*** Material shown

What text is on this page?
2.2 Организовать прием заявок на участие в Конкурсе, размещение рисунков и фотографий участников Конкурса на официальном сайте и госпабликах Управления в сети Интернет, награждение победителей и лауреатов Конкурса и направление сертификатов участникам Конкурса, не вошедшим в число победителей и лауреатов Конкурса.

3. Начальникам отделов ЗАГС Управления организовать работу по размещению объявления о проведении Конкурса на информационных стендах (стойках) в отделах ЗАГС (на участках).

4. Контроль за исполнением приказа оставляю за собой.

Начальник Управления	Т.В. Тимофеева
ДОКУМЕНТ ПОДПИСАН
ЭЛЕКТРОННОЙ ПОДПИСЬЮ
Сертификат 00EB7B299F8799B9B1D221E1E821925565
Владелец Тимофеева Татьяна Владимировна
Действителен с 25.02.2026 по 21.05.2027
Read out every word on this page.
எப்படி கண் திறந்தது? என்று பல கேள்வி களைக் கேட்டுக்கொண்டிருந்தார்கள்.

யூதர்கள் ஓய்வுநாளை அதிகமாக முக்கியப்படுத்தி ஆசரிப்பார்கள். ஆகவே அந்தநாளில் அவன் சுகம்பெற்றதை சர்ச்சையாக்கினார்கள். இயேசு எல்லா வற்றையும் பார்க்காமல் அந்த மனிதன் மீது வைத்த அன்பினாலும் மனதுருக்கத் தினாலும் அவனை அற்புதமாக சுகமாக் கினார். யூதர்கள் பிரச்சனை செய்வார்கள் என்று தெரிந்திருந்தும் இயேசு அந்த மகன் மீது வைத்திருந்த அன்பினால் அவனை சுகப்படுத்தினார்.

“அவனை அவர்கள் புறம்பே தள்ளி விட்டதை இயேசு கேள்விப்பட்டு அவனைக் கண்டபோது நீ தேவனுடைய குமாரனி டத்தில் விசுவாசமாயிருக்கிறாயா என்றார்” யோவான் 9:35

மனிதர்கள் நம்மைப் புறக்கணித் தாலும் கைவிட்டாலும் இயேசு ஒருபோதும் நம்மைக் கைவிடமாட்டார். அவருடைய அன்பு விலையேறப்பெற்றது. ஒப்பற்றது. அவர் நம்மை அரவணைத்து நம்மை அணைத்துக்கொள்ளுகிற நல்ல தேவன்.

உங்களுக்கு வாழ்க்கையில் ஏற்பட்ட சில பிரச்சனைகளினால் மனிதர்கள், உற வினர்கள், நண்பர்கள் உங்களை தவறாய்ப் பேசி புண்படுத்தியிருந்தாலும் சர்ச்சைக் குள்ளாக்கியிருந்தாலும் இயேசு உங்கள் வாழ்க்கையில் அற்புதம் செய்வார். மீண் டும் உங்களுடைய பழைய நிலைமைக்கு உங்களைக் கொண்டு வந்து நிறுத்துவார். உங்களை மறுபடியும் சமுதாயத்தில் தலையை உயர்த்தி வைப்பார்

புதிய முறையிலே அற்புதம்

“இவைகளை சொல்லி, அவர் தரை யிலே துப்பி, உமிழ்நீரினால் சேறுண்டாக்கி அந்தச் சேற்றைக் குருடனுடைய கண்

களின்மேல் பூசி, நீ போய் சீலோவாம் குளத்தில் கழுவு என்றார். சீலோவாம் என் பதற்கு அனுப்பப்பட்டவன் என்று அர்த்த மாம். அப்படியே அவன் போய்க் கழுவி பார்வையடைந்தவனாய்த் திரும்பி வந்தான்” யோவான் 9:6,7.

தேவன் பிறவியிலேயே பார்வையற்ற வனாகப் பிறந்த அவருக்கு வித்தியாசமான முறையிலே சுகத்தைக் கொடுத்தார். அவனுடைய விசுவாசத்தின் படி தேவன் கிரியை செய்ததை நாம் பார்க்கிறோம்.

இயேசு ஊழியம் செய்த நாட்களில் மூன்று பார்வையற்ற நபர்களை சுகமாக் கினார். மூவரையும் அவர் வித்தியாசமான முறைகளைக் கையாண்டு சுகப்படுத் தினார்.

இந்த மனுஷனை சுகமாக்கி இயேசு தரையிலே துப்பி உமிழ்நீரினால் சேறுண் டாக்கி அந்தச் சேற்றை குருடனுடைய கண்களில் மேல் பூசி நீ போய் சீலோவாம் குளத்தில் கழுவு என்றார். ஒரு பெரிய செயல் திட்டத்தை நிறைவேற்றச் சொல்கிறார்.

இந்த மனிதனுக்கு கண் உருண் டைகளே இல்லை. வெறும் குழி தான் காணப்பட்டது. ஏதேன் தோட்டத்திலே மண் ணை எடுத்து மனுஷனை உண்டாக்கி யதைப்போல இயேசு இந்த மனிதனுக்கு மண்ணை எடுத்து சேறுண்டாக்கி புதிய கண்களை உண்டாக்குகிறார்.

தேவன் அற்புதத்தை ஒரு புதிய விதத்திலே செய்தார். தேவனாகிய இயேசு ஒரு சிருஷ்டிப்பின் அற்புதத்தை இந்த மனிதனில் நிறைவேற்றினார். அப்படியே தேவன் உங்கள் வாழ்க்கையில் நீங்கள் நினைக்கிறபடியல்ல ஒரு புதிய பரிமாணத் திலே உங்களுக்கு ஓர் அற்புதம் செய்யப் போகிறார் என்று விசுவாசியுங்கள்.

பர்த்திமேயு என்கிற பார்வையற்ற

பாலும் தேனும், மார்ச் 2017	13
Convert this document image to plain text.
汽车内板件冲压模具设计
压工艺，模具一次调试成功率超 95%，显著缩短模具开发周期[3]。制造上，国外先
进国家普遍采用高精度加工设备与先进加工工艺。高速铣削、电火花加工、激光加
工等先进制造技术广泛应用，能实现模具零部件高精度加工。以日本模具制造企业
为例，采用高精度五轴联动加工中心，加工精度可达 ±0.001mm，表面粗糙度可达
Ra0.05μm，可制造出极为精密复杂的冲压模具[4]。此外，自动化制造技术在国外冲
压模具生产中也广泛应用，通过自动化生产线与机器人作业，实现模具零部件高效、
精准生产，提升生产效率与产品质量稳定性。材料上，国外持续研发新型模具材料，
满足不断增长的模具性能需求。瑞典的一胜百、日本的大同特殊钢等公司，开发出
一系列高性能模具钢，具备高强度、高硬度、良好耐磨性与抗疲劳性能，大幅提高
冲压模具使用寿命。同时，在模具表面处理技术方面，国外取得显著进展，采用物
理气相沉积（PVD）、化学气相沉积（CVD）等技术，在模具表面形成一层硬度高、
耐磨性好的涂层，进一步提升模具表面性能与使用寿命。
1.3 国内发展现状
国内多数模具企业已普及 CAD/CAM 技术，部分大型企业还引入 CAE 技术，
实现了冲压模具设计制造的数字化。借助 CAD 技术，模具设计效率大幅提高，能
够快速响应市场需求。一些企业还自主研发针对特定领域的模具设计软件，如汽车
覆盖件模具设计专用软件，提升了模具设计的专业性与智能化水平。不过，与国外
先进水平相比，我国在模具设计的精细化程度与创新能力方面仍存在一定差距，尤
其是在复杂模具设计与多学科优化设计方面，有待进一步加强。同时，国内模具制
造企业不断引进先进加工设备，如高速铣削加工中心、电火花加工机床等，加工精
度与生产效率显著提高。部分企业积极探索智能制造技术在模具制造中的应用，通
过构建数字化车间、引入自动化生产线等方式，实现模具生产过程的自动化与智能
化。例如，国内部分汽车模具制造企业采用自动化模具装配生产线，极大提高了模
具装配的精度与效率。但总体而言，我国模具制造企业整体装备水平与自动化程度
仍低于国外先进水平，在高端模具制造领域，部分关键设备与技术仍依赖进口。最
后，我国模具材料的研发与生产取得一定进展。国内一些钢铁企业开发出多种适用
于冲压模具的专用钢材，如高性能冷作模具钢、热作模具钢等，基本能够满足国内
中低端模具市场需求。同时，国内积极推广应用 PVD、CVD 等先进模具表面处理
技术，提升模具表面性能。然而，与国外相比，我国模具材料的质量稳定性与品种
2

******

To do
Go through the entries above and copy every line containing "Конкурса".

Result
2.2 Организовать прием заявок на участие в Конкурсе, размещение рисунков и фотографий участников Конкурса на официальном сайте и госпабликах Управления в сети Интернет, награждение победителей и лауреатов Конкурса и направление сертификатов участникам Конкурса, не вошедшим в число победителей и лауреатов Конкурса.
3. Начальникам отделов ЗАГС Управления организовать работу по размещению объявления о проведении Конкурса на информационных стендах (стойках) в отделах ЗАГС (на участках).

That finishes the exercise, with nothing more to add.